Work to do: Copy all lines that contain the word "uMAY".

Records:
◇ ◇ ◇
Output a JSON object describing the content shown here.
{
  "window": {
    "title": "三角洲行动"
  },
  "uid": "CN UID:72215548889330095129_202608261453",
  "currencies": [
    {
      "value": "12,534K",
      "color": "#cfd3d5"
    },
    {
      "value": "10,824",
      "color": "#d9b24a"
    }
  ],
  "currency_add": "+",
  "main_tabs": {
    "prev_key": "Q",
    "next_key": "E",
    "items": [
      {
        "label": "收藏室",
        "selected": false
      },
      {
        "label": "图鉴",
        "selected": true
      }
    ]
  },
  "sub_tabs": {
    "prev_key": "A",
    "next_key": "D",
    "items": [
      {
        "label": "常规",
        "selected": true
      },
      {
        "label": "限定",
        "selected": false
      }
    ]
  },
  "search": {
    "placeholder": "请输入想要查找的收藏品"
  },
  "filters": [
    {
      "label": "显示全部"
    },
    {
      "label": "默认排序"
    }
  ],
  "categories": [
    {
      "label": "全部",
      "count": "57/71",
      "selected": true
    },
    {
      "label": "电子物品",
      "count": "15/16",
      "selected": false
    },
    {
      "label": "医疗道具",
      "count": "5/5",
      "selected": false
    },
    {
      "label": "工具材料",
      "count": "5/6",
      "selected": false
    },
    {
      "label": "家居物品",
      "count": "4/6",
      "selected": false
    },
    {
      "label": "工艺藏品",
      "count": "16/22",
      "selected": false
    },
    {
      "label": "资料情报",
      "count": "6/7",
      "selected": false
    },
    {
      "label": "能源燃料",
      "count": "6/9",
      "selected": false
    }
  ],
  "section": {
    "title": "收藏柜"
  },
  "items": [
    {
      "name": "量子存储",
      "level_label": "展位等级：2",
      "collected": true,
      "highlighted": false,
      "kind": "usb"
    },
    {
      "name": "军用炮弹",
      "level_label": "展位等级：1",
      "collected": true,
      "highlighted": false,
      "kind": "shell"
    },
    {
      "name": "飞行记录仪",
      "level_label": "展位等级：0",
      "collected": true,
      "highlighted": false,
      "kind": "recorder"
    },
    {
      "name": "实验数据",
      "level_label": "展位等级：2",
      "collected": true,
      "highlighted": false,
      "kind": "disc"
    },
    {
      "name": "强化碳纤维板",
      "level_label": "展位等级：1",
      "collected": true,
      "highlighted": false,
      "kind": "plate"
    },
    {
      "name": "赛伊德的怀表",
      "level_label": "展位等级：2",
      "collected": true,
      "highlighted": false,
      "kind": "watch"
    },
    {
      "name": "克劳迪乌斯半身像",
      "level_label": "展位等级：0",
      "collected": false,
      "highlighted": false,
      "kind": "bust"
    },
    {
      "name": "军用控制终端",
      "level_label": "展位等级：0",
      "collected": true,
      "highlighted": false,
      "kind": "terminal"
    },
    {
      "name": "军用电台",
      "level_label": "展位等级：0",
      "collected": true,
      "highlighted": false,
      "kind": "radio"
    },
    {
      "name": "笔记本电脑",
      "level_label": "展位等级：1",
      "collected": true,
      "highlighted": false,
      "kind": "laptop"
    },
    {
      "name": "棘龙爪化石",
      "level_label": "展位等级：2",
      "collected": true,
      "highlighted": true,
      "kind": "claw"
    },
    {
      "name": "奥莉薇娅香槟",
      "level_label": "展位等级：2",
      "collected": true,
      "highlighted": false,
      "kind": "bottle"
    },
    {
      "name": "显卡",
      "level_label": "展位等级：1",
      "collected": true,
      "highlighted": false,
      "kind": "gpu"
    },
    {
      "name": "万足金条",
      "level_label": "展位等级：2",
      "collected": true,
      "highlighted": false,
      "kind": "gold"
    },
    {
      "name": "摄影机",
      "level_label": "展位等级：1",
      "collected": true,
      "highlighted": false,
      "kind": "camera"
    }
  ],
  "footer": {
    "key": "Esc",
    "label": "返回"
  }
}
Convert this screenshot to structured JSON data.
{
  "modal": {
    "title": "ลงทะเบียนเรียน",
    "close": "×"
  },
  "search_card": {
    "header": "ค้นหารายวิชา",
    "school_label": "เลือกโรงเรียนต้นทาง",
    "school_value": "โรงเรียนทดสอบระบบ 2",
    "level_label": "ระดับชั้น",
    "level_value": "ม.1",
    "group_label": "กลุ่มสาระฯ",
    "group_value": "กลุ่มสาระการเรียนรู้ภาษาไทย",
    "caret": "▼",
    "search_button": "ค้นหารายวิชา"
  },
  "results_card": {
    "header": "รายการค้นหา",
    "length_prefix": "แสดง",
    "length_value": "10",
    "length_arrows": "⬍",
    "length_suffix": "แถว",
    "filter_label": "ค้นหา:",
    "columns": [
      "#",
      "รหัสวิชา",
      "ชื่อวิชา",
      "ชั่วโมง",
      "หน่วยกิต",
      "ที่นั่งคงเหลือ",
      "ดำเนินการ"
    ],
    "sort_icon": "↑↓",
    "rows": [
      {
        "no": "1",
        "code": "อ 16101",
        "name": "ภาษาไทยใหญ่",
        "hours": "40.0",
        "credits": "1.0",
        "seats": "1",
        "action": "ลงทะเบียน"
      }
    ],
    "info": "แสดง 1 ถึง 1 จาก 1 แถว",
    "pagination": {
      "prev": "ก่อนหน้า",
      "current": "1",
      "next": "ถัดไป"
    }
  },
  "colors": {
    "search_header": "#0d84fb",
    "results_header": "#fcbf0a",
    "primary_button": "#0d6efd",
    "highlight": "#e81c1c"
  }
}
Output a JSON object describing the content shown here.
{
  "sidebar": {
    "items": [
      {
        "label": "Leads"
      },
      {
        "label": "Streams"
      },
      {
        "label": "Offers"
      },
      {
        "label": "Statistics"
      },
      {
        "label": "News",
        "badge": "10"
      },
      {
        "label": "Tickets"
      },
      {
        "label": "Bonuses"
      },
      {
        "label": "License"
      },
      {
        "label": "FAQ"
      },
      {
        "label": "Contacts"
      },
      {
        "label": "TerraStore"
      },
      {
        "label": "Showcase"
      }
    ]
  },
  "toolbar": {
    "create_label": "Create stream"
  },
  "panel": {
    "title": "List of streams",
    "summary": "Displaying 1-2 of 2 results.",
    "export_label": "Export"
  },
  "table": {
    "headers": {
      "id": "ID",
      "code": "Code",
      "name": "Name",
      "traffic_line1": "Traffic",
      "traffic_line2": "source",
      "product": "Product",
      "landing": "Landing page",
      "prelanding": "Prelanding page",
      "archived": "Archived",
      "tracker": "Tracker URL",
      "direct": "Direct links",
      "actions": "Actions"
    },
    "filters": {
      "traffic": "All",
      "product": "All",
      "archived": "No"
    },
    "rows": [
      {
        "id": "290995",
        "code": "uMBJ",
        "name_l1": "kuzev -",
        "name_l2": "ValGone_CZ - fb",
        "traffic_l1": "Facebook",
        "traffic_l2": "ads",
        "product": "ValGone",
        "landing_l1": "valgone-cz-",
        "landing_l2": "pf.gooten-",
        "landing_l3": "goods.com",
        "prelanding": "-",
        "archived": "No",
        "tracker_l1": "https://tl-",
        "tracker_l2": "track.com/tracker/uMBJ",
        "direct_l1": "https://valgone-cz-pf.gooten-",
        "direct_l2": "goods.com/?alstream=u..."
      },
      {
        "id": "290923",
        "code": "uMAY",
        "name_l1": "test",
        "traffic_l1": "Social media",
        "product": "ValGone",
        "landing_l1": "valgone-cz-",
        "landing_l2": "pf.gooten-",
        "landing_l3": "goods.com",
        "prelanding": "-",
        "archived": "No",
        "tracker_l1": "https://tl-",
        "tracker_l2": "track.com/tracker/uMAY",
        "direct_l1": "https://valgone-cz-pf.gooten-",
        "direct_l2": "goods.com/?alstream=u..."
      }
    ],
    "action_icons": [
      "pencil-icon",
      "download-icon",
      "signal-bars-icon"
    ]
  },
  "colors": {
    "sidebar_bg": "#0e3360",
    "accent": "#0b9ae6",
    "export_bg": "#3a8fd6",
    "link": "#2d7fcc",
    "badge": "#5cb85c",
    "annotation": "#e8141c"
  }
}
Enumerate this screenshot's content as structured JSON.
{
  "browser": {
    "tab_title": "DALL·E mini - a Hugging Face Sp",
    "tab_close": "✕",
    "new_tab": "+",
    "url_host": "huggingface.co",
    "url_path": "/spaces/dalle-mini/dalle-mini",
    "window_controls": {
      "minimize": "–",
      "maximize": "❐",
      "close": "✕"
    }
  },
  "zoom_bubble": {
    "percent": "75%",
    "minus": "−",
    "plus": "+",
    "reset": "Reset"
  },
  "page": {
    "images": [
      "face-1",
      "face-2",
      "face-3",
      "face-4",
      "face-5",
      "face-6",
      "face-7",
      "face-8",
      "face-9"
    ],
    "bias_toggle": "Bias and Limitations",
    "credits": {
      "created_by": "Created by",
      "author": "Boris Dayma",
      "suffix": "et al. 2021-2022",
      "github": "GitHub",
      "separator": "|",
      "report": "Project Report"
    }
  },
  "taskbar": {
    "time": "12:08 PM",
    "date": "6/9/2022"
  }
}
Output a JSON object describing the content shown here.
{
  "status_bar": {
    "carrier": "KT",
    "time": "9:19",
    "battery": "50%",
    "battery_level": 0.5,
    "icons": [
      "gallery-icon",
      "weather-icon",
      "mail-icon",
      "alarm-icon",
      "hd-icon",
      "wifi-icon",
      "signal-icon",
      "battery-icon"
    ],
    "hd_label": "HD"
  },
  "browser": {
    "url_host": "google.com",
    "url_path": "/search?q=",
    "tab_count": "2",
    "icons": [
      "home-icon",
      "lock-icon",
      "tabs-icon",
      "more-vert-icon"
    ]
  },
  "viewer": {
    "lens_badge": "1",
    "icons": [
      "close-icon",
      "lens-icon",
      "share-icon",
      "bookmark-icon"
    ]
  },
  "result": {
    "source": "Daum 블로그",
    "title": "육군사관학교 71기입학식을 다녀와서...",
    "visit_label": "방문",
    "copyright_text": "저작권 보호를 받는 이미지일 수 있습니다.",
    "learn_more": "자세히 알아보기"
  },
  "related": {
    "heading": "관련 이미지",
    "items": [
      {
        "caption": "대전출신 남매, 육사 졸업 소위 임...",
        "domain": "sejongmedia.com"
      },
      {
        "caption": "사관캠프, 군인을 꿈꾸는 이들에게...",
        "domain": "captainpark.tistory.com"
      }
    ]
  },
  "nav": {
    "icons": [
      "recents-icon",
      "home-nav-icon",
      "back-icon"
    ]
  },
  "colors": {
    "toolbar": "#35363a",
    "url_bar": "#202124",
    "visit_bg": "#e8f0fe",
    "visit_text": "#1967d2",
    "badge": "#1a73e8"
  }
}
◇ ◇ ◇
Output below:
        "code": "uMAY",
        "tracker_l2": "track.com/tracker/uMAY",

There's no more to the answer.